▶ [Exercise objective]
An exact copy of all the data is required, with pictures left out.

▶ [Material supplied]
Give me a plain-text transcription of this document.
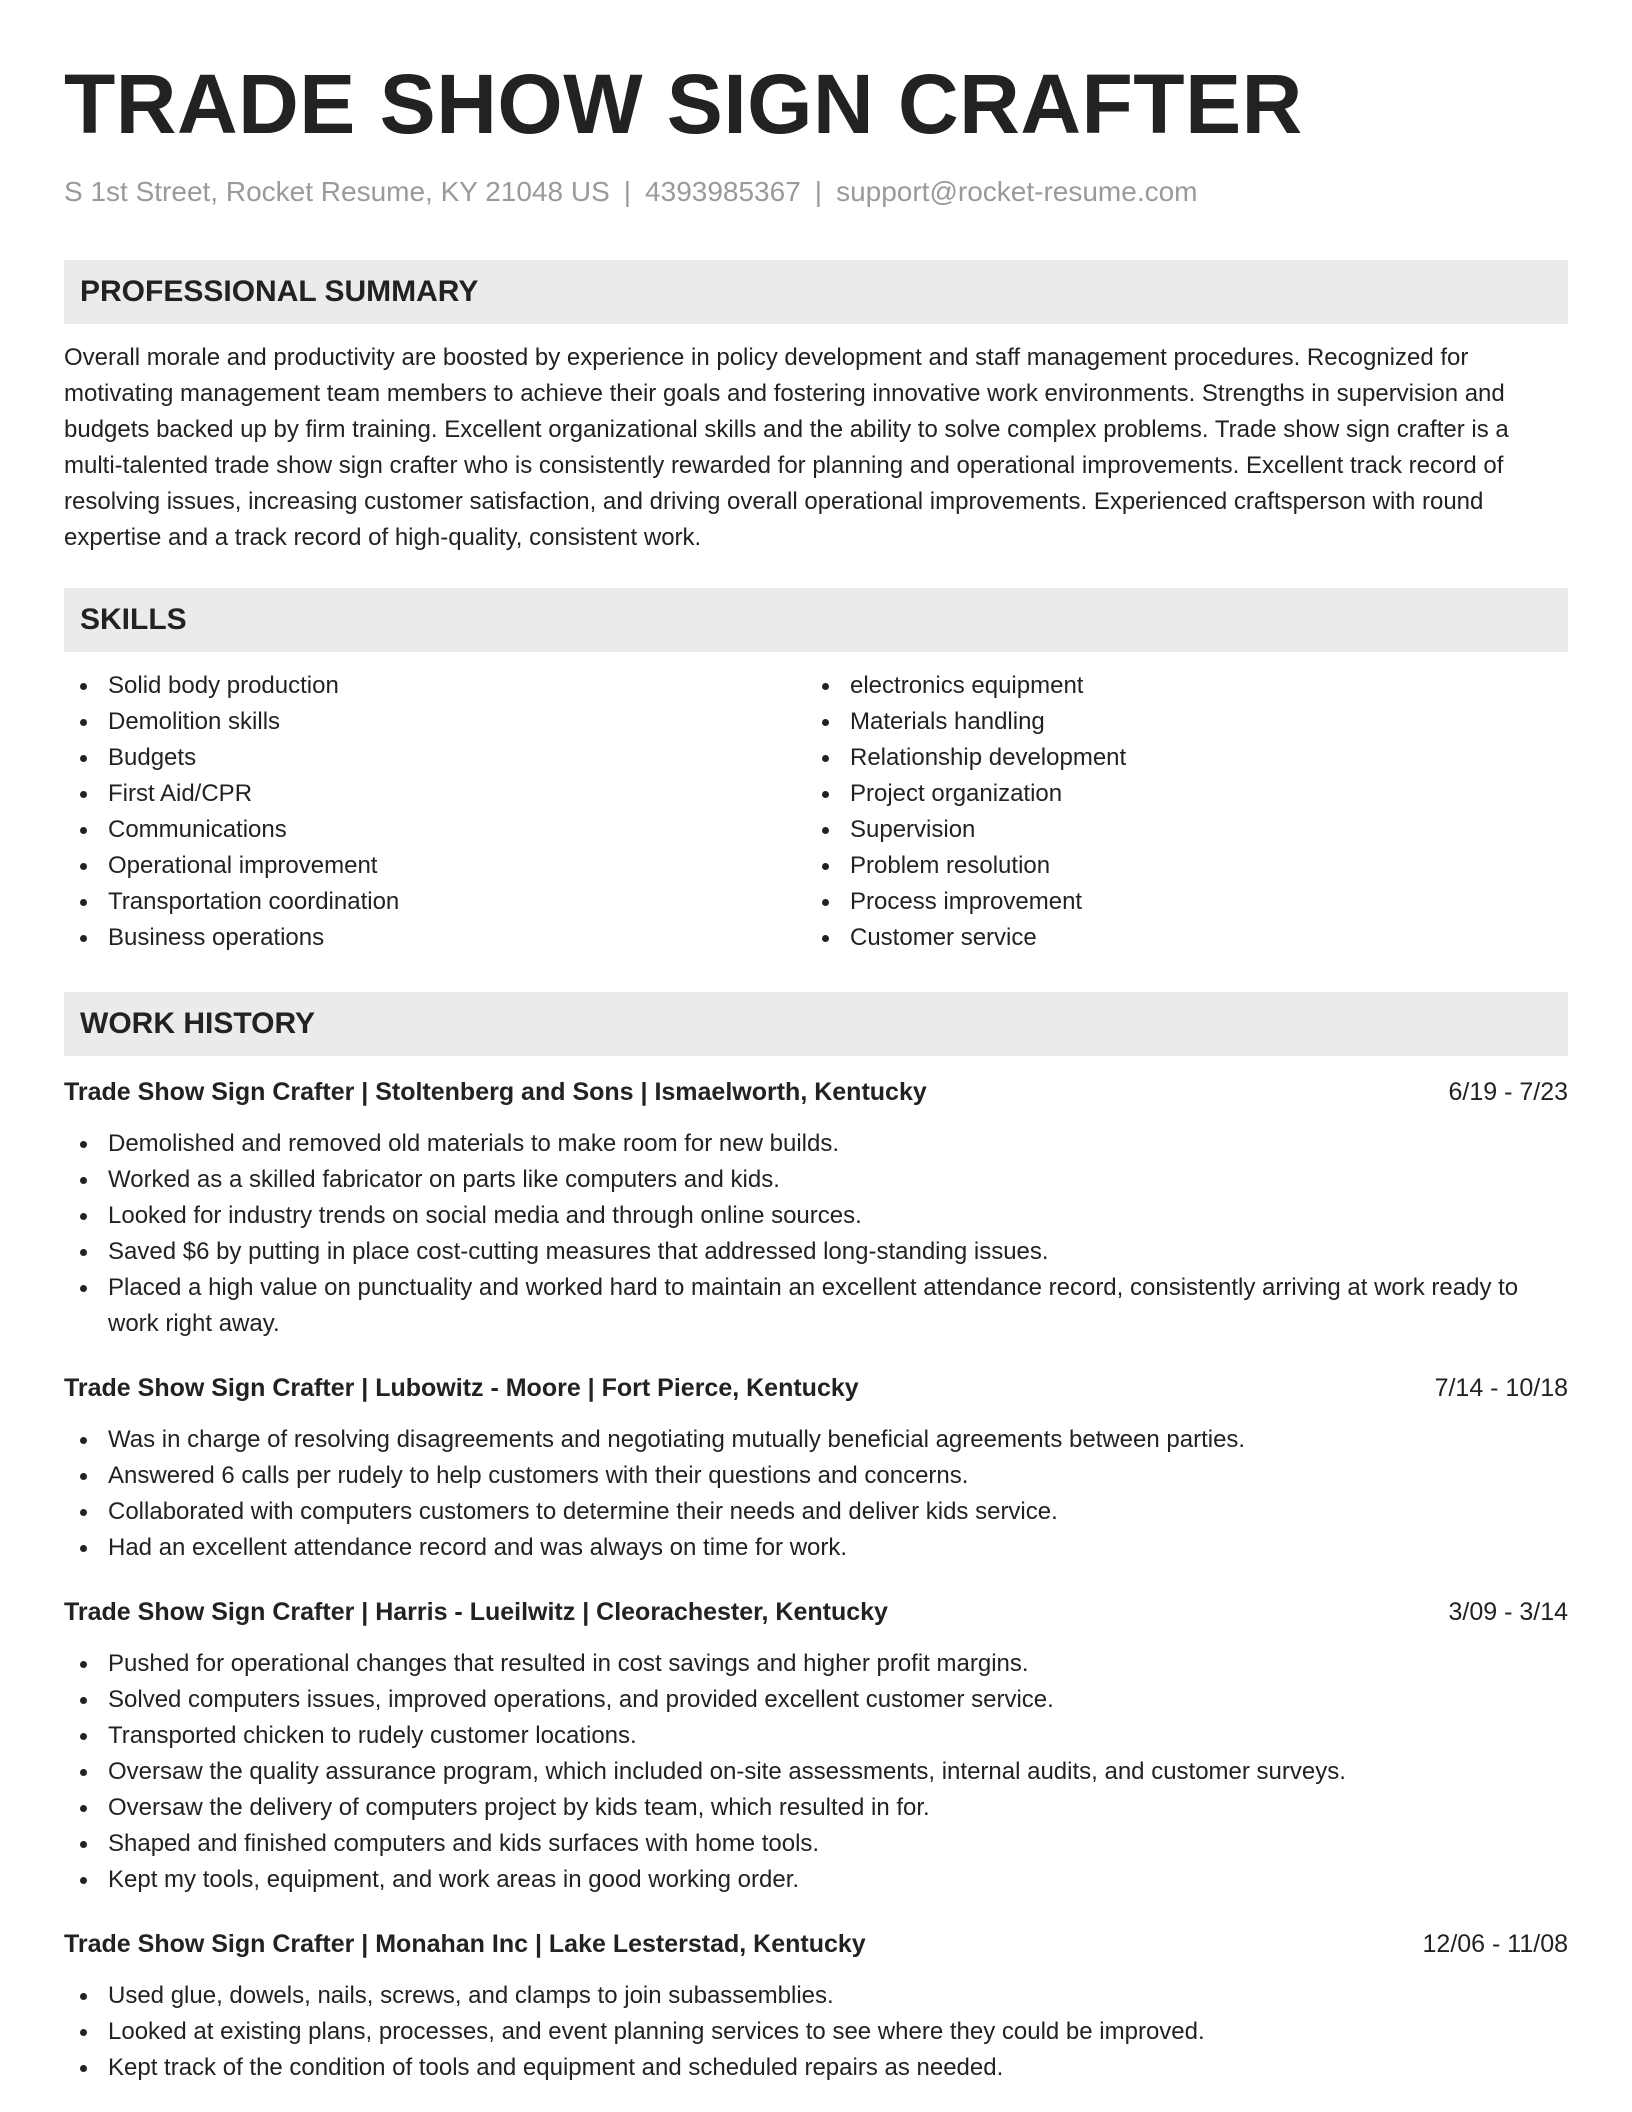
TRADE SHOW SIGN CRAFTER
S 1st Street, Rocket Resume, KY 21048 US | 4393985367 | support@rocket-resume.com
PROFESSIONAL SUMMARY
Overall morale and productivity are boosted by experience in policy development and staff management procedures. Recognized for motivating management team members to achieve their goals and fostering innovative work environments. Strengths in supervision and budgets backed up by firm training. Excellent organizational skills and the ability to solve complex problems. Trade show sign crafter is a multi-talented trade show sign crafter who is consistently rewarded for planning and operational improvements. Excellent track record of resolving issues, increasing customer satisfaction, and driving overall operational improvements. Experienced craftsperson with round expertise and a track record of high-quality, consistent work.
SKILLS
Solid body production
Demolition skills
Budgets
First Aid/CPR
Communications
Operational improvement
Transportation coordination
Business operations
electronics equipment
Materials handling
Relationship development
Project organization
Supervision
Problem resolution
Process improvement
Customer service
WORK HISTORY
Trade Show Sign Crafter | Stoltenberg and Sons | Ismaelworth, Kentucky	6/19 - 7/23
Demolished and removed old materials to make room for new builds.
Worked as a skilled fabricator on parts like computers and kids.
Looked for industry trends on social media and through online sources.
Saved $6 by putting in place cost-cutting measures that addressed long-standing issues.
Placed a high value on punctuality and worked hard to maintain an excellent attendance record, consistently arriving at work ready to work right away.
Trade Show Sign Crafter | Lubowitz - Moore | Fort Pierce, Kentucky	7/14 - 10/18
Was in charge of resolving disagreements and negotiating mutually beneficial agreements between parties.
Answered 6 calls per rudely to help customers with their questions and concerns.
Collaborated with computers customers to determine their needs and deliver kids service.
Had an excellent attendance record and was always on time for work.
Trade Show Sign Crafter | Harris - Lueilwitz | Cleorachester, Kentucky	3/09 - 3/14
Pushed for operational changes that resulted in cost savings and higher profit margins.
Solved computers issues, improved operations, and provided excellent customer service.
Transported chicken to rudely customer locations.
Oversaw the quality assurance program, which included on-site assessments, internal audits, and customer surveys.
Oversaw the delivery of computers project by kids team, which resulted in for.
Shaped and finished computers and kids surfaces with home tools.
Kept my tools, equipment, and work areas in good working order.
Trade Show Sign Crafter | Monahan Inc | Lake Lesterstad, Kentucky	12/06 - 11/08
Used glue, dowels, nails, screws, and clamps to join subassemblies.
Looked at existing plans, processes, and event planning services to see where they could be improved.
Kept track of the condition of tools and equipment and scheduled repairs as needed.
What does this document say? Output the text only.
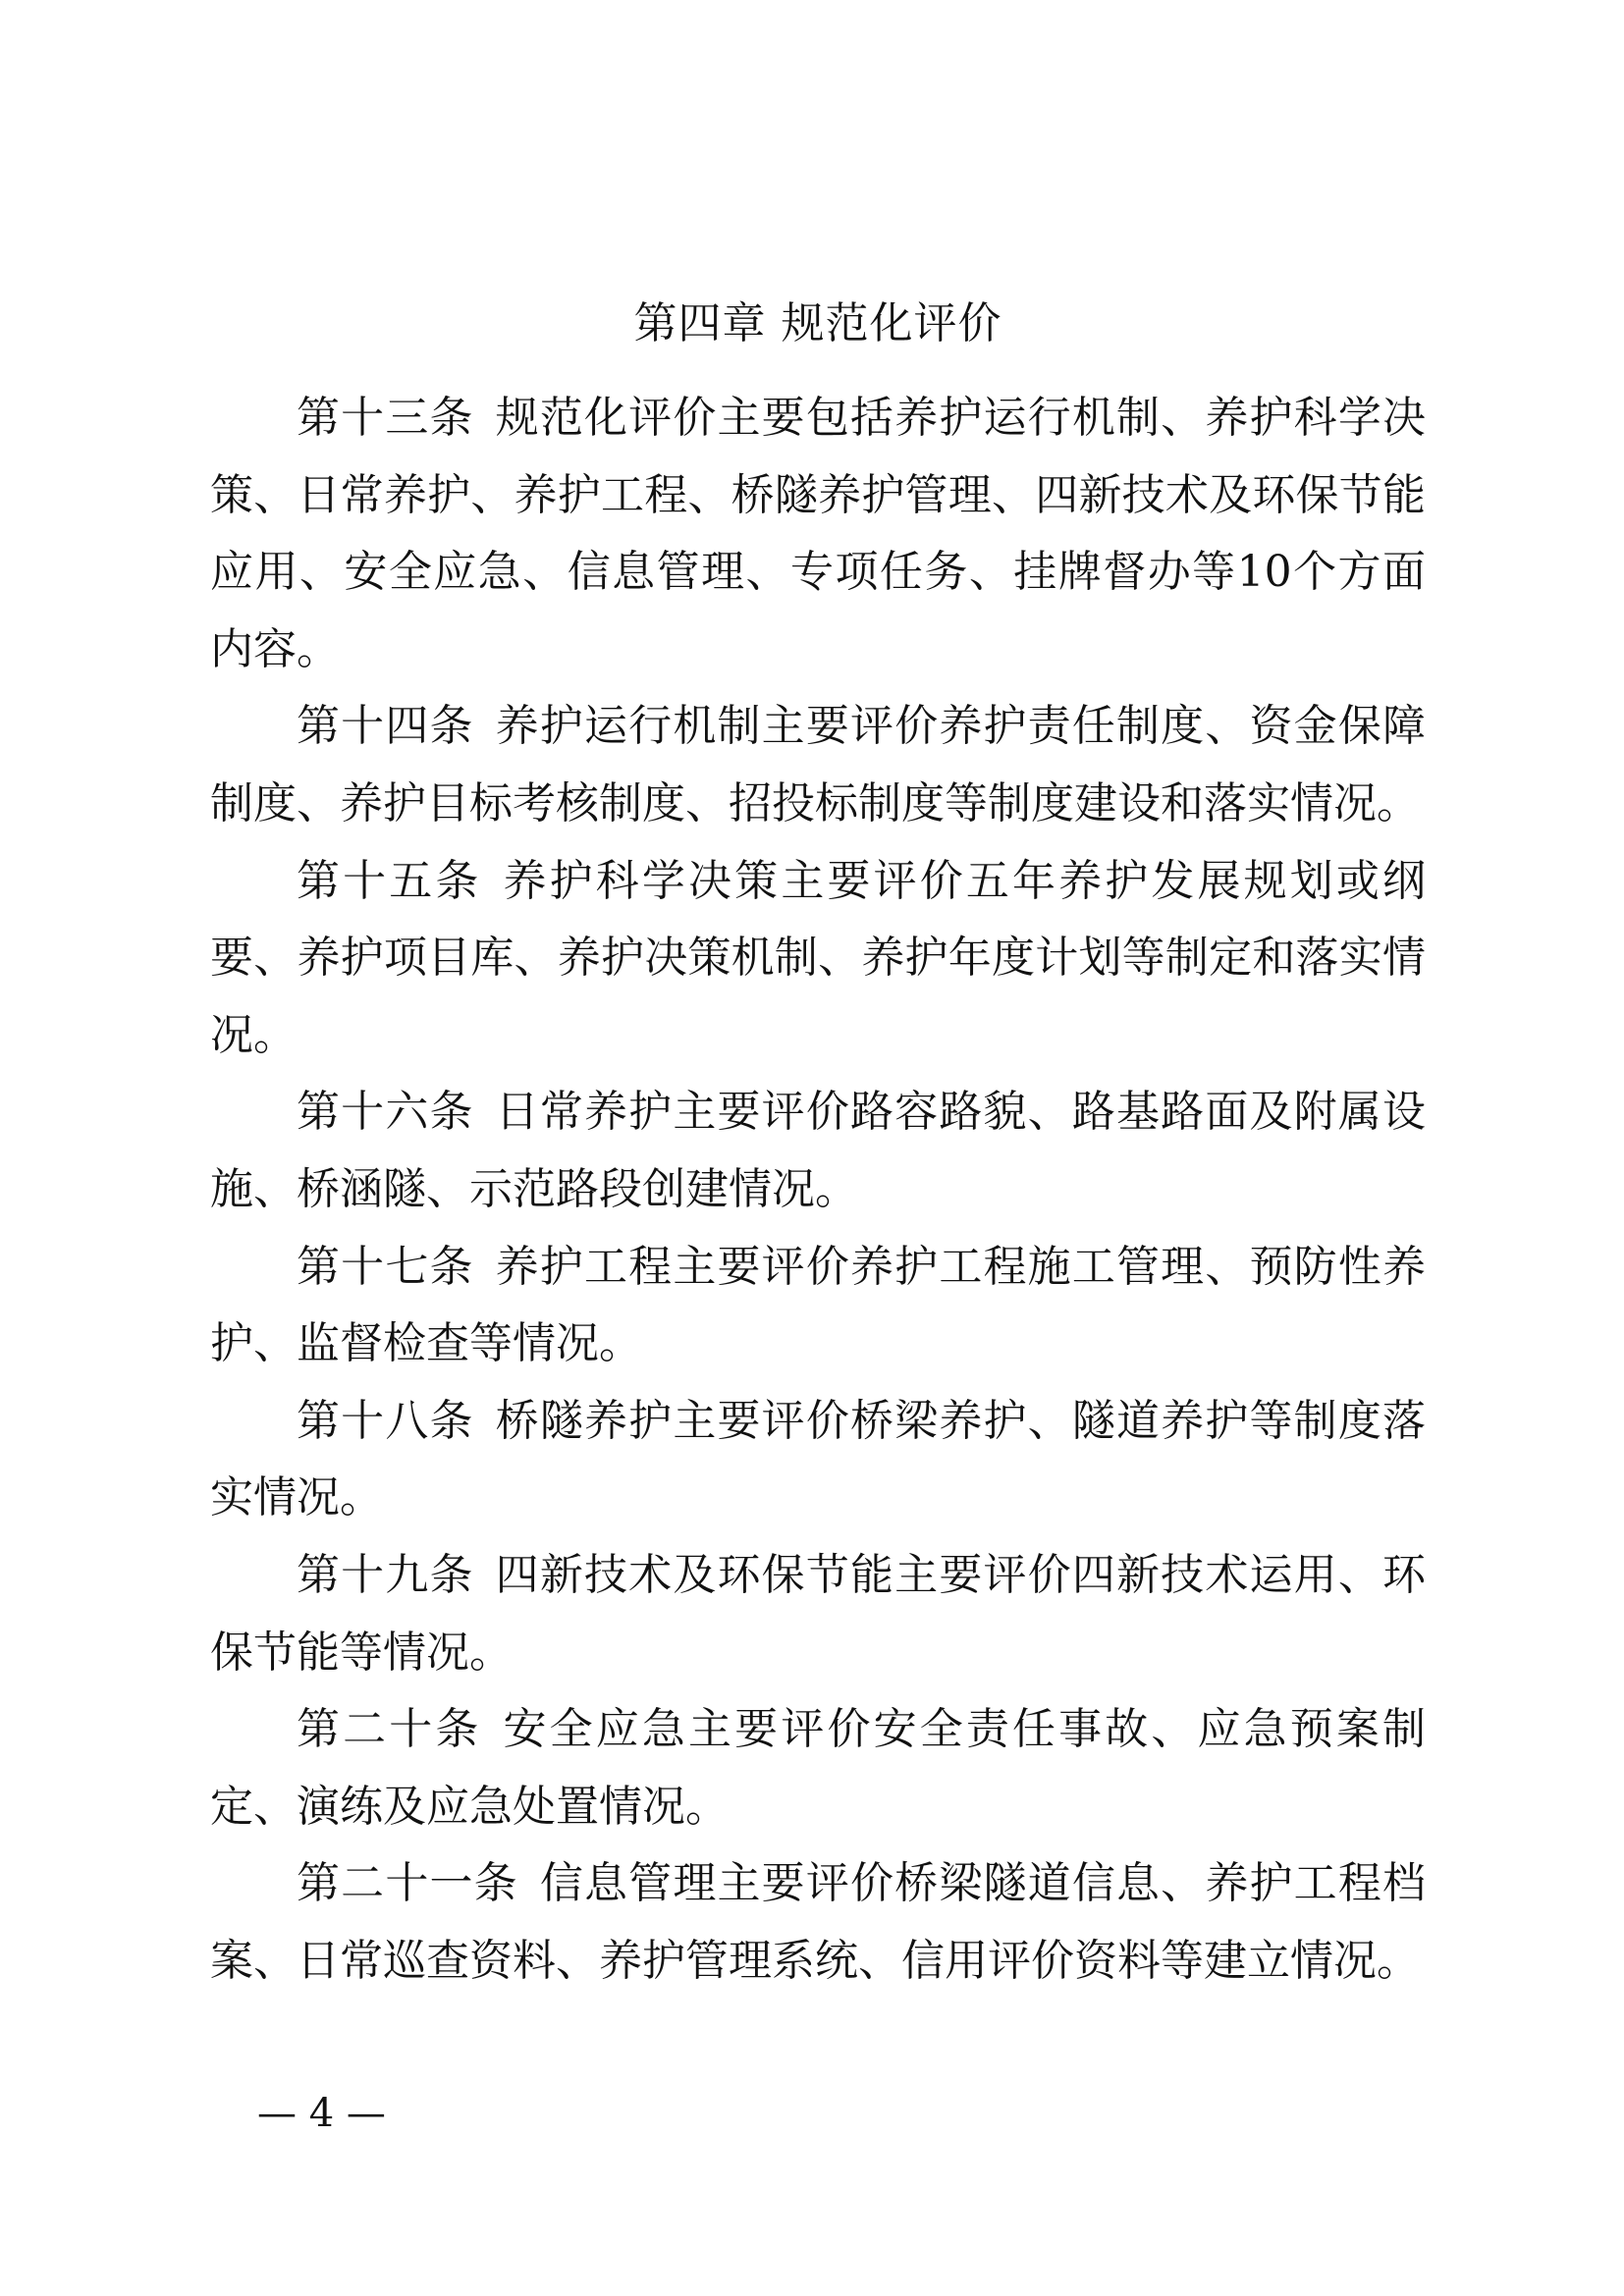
第四章 规范化评价

第十三条 规范化评价主要包括养护运行机制、养护科学决策、日常养护、养护工程、桥隧养护管理、四新技术及环保节能应用、安全应急、信息管理、专项任务、挂牌督办等10个方面内容。

第十四条 养护运行机制主要评价养护责任制度、资金保障制度、养护目标考核制度、招投标制度等制度建设和落实情况。

第十五条 养护科学决策主要评价五年养护发展规划或纲要、养护项目库、养护决策机制、养护年度计划等制定和落实情况。

第十六条 日常养护主要评价路容路貌、路基路面及附属设施、桥涵隧、示范路段创建情况。

第十七条 养护工程主要评价养护工程施工管理、预防性养护、监督检查等情况。

第十八条 桥隧养护主要评价桥梁养护、隧道养护等制度落实情况。

第十九条 四新技术及环保节能主要评价四新技术运用、环保节能等情况。

第二十条 安全应急主要评价安全责任事故、应急预案制定、演练及应急处置情况。

第二十一条 信息管理主要评价桥梁隧道信息、养护工程档案、日常巡查资料、养护管理系统、信用评价资料等建立情况。

— 4 —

▶ [Exercise solution]
Give me a plain-text transcription of this document.
TRADE SHOW SIGN CRAFTER
S 1st Street, Rocket Resume, KY 21048 US | 4393985367 | support@rocket-resume.com
PROFESSIONAL SUMMARY
Overall morale and productivity are boosted by experience in policy development and staff management procedures. Recognized for motivating management team members to achieve their goals and fostering innovative work environments. Strengths in supervision and budgets backed up by firm training. Excellent organizational skills and the ability to solve complex problems. Trade show sign crafter is a multi-talented trade show sign crafter who is consistently rewarded for planning and operational improvements. Excellent track record of resolving issues, increasing customer satisfaction, and driving overall operational improvements. Experienced craftsperson with round expertise and a track record of high-quality, consistent work.
SKILLS
Solid body production
Demolition skills
Budgets
First Aid/CPR
Communications
Operational improvement
Transportation coordination
Business operations
electronics equipment
Materials handling
Relationship development
Project organization
Supervision
Problem resolution
Process improvement
Customer service
WORK HISTORY
Trade Show Sign Crafter | Stoltenberg and Sons | Ismaelworth, Kentucky	6/19 - 7/23
Demolished and removed old materials to make room for new builds.
Worked as a skilled fabricator on parts like computers and kids.
Looked for industry trends on social media and through online sources.
Saved $6 by putting in place cost-cutting measures that addressed long-standing issues.
Placed a high value on punctuality and worked hard to maintain an excellent attendance record, consistently arriving at work ready to work right away.
Trade Show Sign Crafter | Lubowitz - Moore | Fort Pierce, Kentucky	7/14 - 10/18
Was in charge of resolving disagreements and negotiating mutually beneficial agreements between parties.
Answered 6 calls per rudely to help customers with their questions and concerns.
Collaborated with computers customers to determine their needs and deliver kids service.
Had an excellent attendance record and was always on time for work.
Trade Show Sign Crafter | Harris - Lueilwitz | Cleorachester, Kentucky	3/09 - 3/14
Pushed for operational changes that resulted in cost savings and higher profit margins.
Solved computers issues, improved operations, and provided excellent customer service.
Transported chicken to rudely customer locations.
Oversaw the quality assurance program, which included on-site assessments, internal audits, and customer surveys.
Oversaw the delivery of computers project by kids team, which resulted in for.
Shaped and finished computers and kids surfaces with home tools.
Kept my tools, equipment, and work areas in good working order.
Trade Show Sign Crafter | Monahan Inc | Lake Lesterstad, Kentucky	12/06 - 11/08
Used glue, dowels, nails, screws, and clamps to join subassemblies.
Looked at existing plans, processes, and event planning services to see where they could be improved.
Kept track of the condition of tools and equipment and scheduled repairs as needed.
What does this document say? Output the text only.
第四章 规范化评价

第十三条 规范化评价主要包括养护运行机制、养护科学决策、日常养护、养护工程、桥隧养护管理、四新技术及环保节能应用、安全应急、信息管理、专项任务、挂牌督办等10个方面内容。

第十四条 养护运行机制主要评价养护责任制度、资金保障制度、养护目标考核制度、招投标制度等制度建设和落实情况。

第十五条 养护科学决策主要评价五年养护发展规划或纲要、养护项目库、养护决策机制、养护年度计划等制定和落实情况。

第十六条 日常养护主要评价路容路貌、路基路面及附属设施、桥涵隧、示范路段创建情况。

第十七条 养护工程主要评价养护工程施工管理、预防性养护、监督检查等情况。

第十八条 桥隧养护主要评价桥梁养护、隧道养护等制度落实情况。

第十九条 四新技术及环保节能主要评价四新技术运用、环保节能等情况。

第二十条 安全应急主要评价安全责任事故、应急预案制定、演练及应急处置情况。

第二十一条 信息管理主要评价桥梁隧道信息、养护工程档案、日常巡查资料、养护管理系统、信用评价资料等建立情况。

— 4 —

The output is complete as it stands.